— Start —

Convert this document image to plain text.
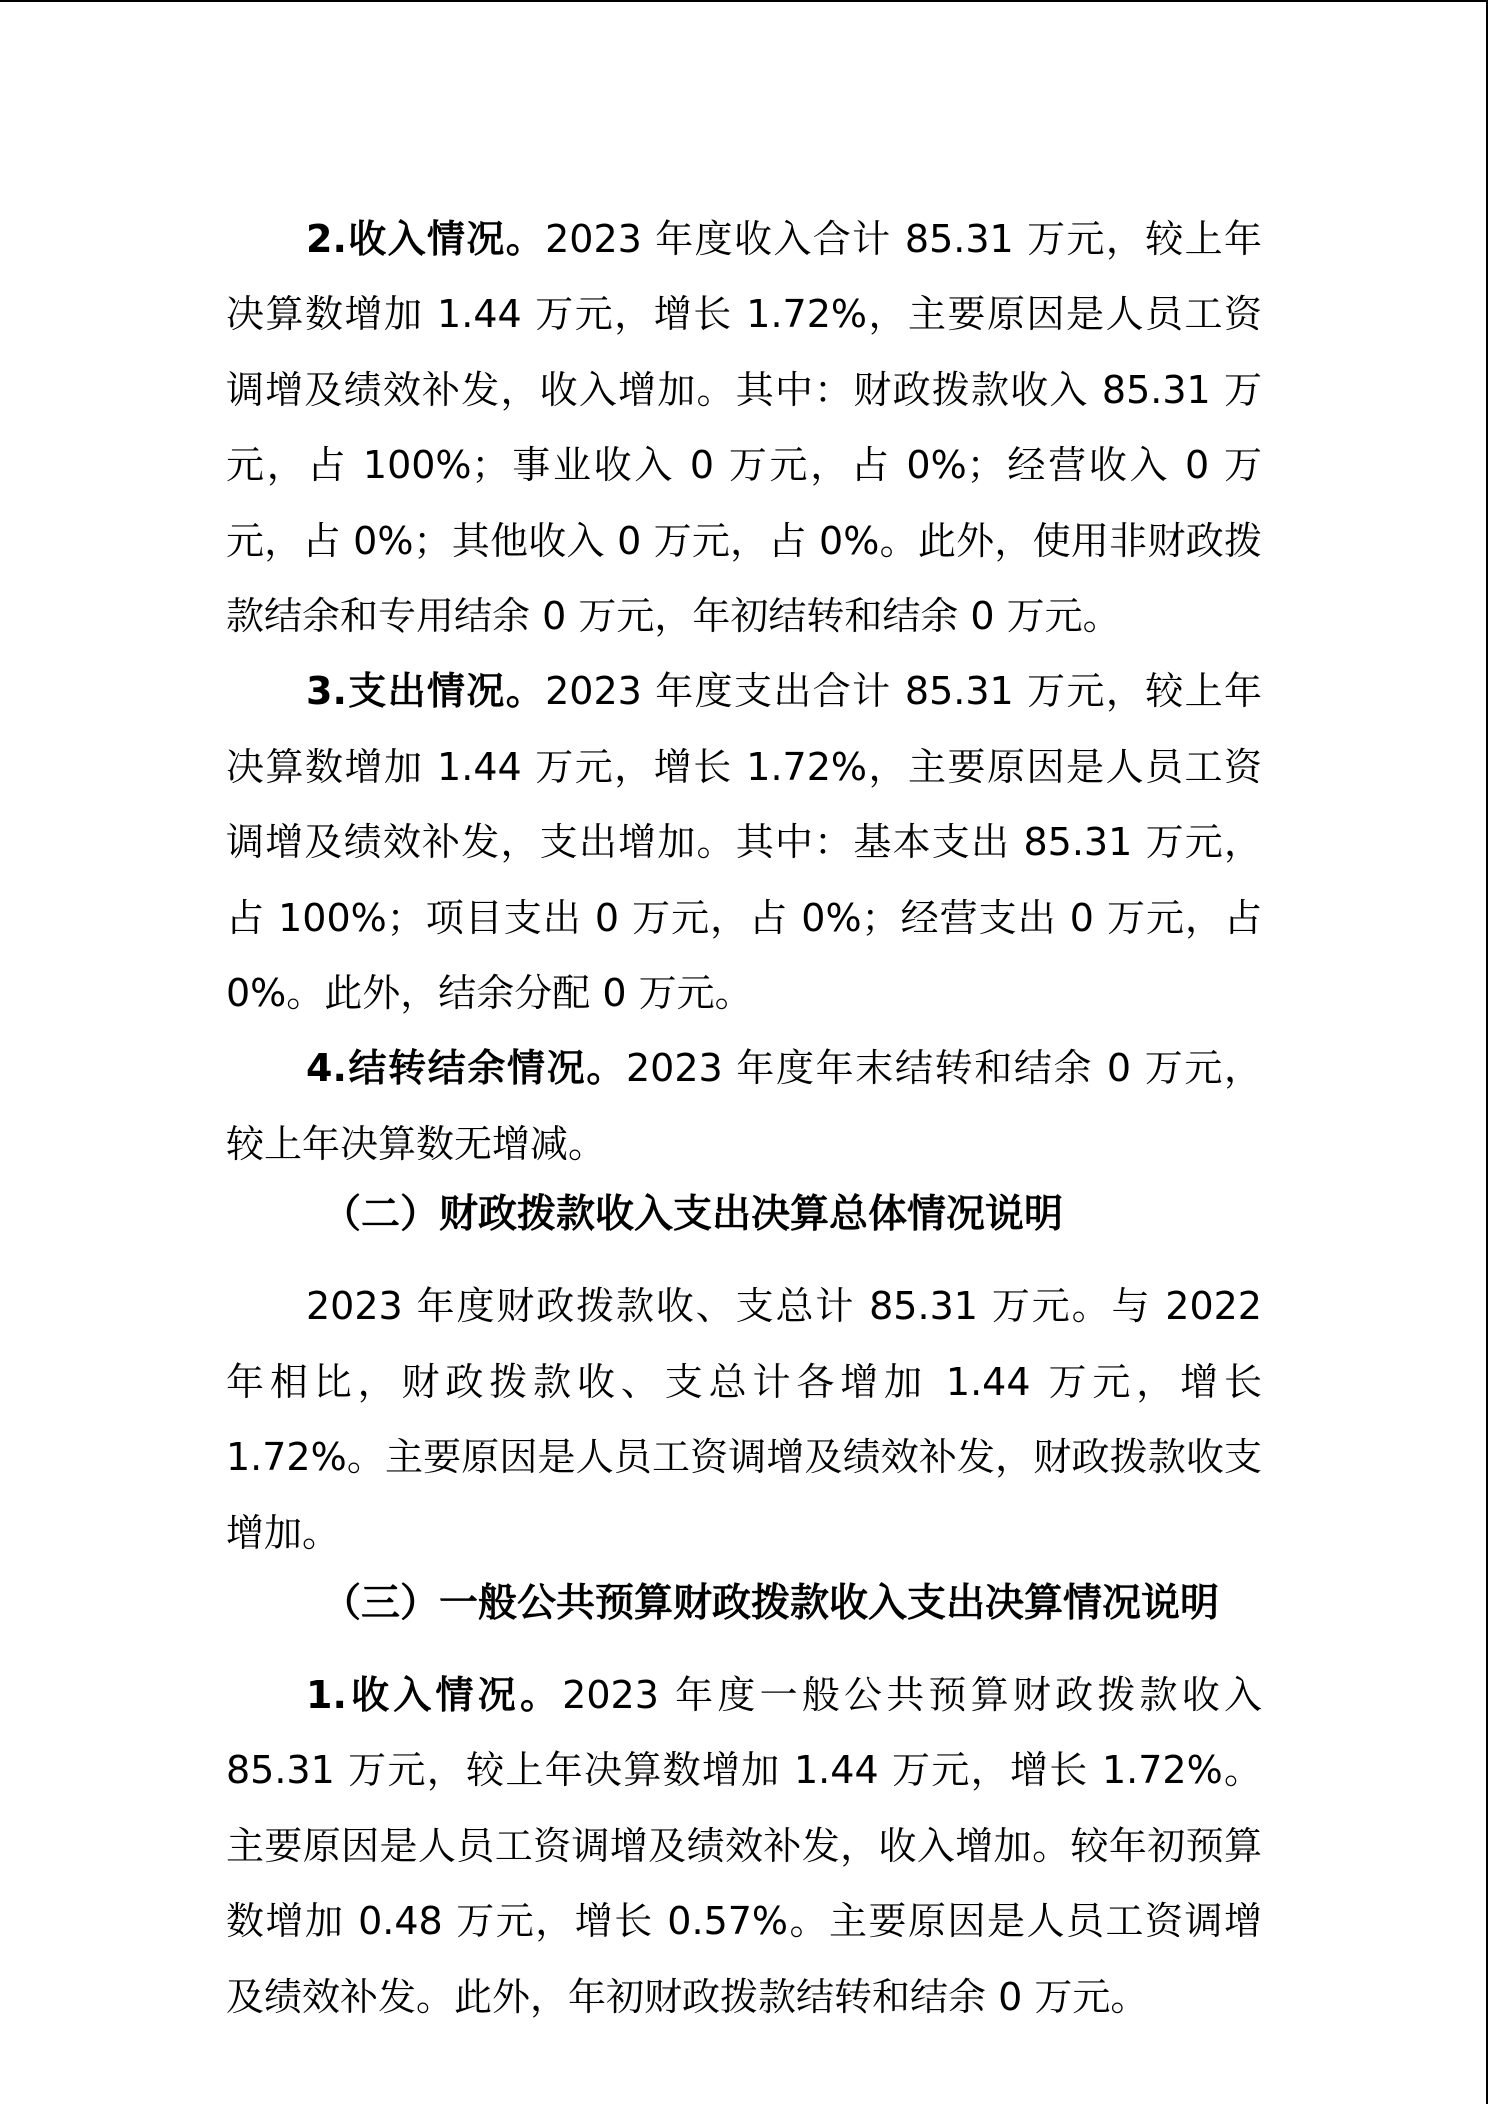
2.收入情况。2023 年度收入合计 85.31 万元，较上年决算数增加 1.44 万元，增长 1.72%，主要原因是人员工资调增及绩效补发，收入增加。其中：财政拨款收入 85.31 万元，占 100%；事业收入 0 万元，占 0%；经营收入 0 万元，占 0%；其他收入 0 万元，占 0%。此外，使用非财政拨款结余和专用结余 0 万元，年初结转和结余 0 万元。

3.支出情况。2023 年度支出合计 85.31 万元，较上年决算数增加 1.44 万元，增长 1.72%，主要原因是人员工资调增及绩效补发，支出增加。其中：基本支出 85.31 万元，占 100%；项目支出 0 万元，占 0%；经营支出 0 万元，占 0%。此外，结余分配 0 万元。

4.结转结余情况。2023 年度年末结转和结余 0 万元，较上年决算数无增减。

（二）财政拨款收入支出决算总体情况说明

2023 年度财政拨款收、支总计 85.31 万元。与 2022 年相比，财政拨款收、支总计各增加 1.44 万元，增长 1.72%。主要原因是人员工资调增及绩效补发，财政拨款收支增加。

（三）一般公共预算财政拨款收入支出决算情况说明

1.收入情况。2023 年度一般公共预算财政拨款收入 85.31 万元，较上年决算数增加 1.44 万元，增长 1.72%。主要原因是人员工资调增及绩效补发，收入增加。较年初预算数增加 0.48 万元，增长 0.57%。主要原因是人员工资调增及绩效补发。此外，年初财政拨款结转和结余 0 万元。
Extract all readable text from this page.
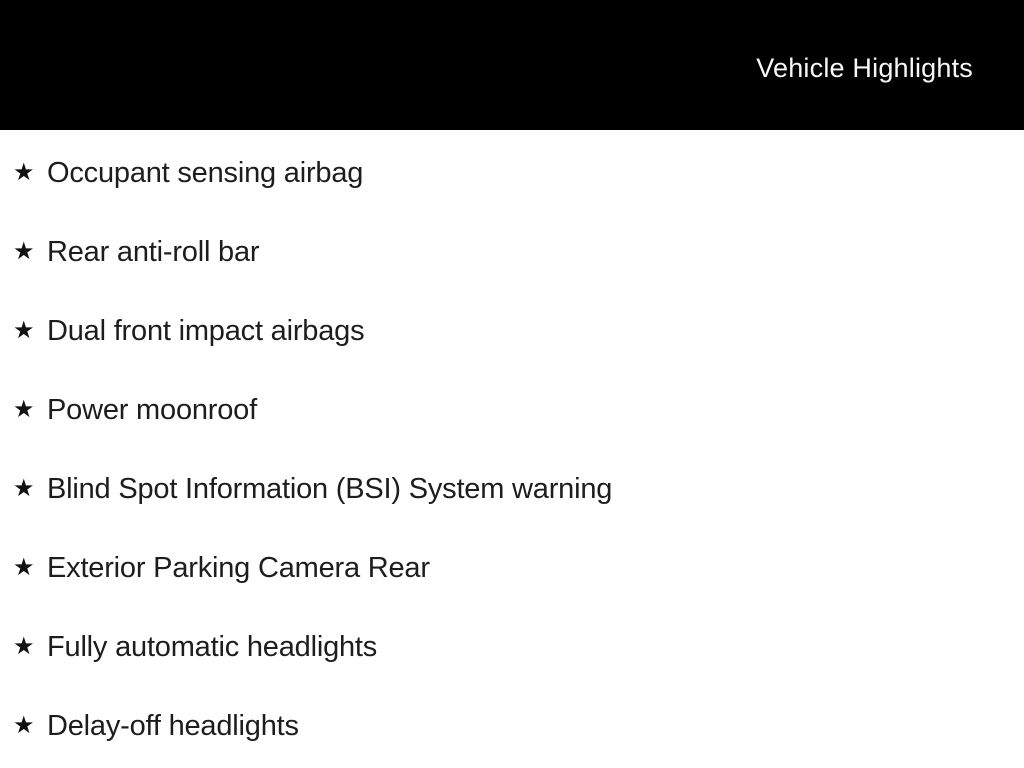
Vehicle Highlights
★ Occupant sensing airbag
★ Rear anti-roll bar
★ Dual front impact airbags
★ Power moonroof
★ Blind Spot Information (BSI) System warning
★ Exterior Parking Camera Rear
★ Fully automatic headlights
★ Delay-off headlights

— End —

REQUEST: Make an exact copy of the records shown above, without the pictures.

RESPONSE TO THIS EXERCISE:
Convert this document image to plain text.
2.收入情况。2023 年度收入合计 85.31 万元，较上年决算数增加 1.44 万元，增长 1.72%，主要原因是人员工资调增及绩效补发，收入增加。其中：财政拨款收入 85.31 万元，占 100%；事业收入 0 万元，占 0%；经营收入 0 万元，占 0%；其他收入 0 万元，占 0%。此外，使用非财政拨款结余和专用结余 0 万元，年初结转和结余 0 万元。

3.支出情况。2023 年度支出合计 85.31 万元，较上年决算数增加 1.44 万元，增长 1.72%，主要原因是人员工资调增及绩效补发，支出增加。其中：基本支出 85.31 万元，占 100%；项目支出 0 万元，占 0%；经营支出 0 万元，占 0%。此外，结余分配 0 万元。

4.结转结余情况。2023 年度年末结转和结余 0 万元，较上年决算数无增减。

（二）财政拨款收入支出决算总体情况说明

2023 年度财政拨款收、支总计 85.31 万元。与 2022 年相比，财政拨款收、支总计各增加 1.44 万元，增长 1.72%。主要原因是人员工资调增及绩效补发，财政拨款收支增加。

（三）一般公共预算财政拨款收入支出决算情况说明

1.收入情况。2023 年度一般公共预算财政拨款收入 85.31 万元，较上年决算数增加 1.44 万元，增长 1.72%。主要原因是人员工资调增及绩效补发，收入增加。较年初预算数增加 0.48 万元，增长 0.57%。主要原因是人员工资调增及绩效补发。此外，年初财政拨款结转和结余 0 万元。
Extract all readable text from this page.
Vehicle Highlights
★ Occupant sensing airbag
★ Rear anti-roll bar
★ Dual front impact airbags
★ Power moonroof
★ Blind Spot Information (BSI) System warning
★ Exterior Parking Camera Rear
★ Fully automatic headlights
★ Delay-off headlights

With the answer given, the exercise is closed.